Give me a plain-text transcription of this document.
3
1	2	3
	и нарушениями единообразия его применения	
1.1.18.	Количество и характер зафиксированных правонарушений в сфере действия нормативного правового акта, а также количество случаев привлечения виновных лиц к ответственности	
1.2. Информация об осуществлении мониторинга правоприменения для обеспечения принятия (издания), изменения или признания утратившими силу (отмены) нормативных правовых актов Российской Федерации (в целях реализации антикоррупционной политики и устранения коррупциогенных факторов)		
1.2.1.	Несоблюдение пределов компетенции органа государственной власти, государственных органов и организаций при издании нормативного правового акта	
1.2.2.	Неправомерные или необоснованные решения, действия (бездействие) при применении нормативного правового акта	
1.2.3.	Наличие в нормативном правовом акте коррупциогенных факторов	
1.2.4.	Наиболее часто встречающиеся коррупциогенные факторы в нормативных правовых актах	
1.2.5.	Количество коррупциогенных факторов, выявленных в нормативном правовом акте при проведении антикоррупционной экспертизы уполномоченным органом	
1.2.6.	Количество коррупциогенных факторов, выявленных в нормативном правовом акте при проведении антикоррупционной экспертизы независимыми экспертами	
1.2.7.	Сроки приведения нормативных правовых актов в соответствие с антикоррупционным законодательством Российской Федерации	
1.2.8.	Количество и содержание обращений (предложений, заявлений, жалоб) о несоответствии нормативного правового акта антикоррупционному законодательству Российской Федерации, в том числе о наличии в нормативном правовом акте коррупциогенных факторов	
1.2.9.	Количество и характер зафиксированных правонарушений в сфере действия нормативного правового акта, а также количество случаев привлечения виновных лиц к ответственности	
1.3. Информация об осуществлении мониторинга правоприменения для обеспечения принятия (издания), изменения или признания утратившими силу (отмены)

--

Return every line of the material exactly.

Give me a plain-text transcription of this document.
3
1	2	3
	и нарушениями единообразия его применения	
1.1.18.	Количество и характер зафиксированных правонарушений в сфере действия нормативного правового акта, а также количество случаев привлечения виновных лиц к ответственности	
1.2. Информация об осуществлении мониторинга правоприменения для обеспечения принятия (издания), изменения или признания утратившими силу (отмены) нормативных правовых актов Российской Федерации (в целях реализации антикоррупционной политики и устранения коррупциогенных факторов)		
1.2.1.	Несоблюдение пределов компетенции органа государственной власти, государственных органов и организаций при издании нормативного правового акта	
1.2.2.	Неправомерные или необоснованные решения, действия (бездействие) при применении нормативного правового акта	
1.2.3.	Наличие в нормативном правовом акте коррупциогенных факторов	
1.2.4.	Наиболее часто встречающиеся коррупциогенные факторы в нормативных правовых актах	
1.2.5.	Количество коррупциогенных факторов, выявленных в нормативном правовом акте при проведении антикоррупционной экспертизы уполномоченным органом	
1.2.6.	Количество коррупциогенных факторов, выявленных в нормативном правовом акте при проведении антикоррупционной экспертизы независимыми экспертами	
1.2.7.	Сроки приведения нормативных правовых актов в соответствие с антикоррупционным законодательством Российской Федерации	
1.2.8.	Количество и содержание обращений (предложений, заявлений, жалоб) о несоответствии нормативного правового акта антикоррупционному законодательству Российской Федерации, в том числе о наличии в нормативном правовом акте коррупциогенных факторов	
1.2.9.	Количество и характер зафиксированных правонарушений в сфере действия нормативного правового акта, а также количество случаев привлечения виновных лиц к ответственности	
1.3. Информация об осуществлении мониторинга правоприменения для обеспечения принятия (издания), изменения или признания утратившими силу (отмены)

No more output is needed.